(WHAT YOU ARE ASKED TO DO):
Reproduce all lines of the listing below in which the word "Fitness" occurs.
──────
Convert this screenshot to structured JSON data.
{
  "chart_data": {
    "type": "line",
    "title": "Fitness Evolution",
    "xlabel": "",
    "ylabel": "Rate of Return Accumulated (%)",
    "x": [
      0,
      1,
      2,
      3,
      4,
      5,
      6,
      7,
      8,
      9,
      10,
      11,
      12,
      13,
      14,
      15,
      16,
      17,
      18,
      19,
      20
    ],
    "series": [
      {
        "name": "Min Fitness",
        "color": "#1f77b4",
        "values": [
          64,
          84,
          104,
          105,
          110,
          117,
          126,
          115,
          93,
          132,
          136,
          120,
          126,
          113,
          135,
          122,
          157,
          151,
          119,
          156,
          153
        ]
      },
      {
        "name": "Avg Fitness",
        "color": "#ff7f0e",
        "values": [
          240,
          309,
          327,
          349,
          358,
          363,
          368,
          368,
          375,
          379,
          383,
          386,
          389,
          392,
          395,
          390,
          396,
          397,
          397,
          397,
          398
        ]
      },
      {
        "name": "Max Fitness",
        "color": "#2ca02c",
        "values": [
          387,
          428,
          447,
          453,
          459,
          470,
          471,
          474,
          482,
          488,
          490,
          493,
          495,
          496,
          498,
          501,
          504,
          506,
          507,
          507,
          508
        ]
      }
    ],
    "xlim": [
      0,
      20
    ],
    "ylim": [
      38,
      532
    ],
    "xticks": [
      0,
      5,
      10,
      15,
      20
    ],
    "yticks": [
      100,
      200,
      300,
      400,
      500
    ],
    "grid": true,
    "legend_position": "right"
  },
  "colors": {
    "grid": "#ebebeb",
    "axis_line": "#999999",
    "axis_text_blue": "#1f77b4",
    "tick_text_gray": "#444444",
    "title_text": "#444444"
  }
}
──────
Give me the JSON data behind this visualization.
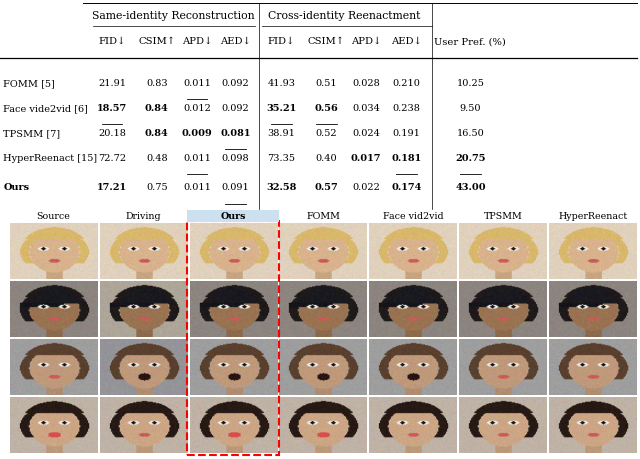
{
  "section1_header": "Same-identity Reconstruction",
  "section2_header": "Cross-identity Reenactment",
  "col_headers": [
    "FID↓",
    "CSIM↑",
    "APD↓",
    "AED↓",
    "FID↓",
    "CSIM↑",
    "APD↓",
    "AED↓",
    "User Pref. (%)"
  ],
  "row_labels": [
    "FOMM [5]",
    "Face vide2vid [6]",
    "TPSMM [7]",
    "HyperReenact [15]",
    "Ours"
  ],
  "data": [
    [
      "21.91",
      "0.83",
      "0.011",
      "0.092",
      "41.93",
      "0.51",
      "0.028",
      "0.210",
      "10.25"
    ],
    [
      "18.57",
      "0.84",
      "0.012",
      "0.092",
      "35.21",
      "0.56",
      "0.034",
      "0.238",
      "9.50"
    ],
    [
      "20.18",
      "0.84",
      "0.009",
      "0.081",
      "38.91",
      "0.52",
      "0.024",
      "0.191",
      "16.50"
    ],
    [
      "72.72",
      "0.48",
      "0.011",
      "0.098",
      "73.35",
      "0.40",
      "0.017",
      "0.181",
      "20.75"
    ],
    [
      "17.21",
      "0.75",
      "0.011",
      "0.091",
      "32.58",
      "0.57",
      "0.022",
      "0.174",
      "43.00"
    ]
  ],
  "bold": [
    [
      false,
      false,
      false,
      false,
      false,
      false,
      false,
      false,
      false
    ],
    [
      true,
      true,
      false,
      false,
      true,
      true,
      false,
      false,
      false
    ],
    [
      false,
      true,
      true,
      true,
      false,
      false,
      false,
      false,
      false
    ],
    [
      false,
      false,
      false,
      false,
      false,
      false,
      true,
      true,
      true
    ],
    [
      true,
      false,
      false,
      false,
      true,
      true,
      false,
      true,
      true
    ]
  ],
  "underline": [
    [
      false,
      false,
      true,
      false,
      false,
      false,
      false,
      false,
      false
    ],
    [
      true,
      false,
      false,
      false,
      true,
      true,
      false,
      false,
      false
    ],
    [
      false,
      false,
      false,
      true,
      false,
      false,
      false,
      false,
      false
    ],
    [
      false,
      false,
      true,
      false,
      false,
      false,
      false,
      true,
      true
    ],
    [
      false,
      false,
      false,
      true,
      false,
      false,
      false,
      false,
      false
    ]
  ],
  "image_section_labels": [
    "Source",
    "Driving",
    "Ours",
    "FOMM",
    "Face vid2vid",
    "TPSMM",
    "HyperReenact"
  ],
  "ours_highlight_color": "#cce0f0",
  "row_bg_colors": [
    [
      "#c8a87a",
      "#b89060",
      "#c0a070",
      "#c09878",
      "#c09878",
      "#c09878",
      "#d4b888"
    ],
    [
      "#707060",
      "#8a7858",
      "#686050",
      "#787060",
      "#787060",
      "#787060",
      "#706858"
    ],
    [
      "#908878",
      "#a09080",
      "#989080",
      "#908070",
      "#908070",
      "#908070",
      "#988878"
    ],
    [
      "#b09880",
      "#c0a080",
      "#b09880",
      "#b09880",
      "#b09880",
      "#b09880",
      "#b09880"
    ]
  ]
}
──────
(EXERCISE RESPONSE):
    "title": "Fitness Evolution",
        "name": "Min Fitness",
        "name": "Avg Fitness",
        "name": "Max Fitness",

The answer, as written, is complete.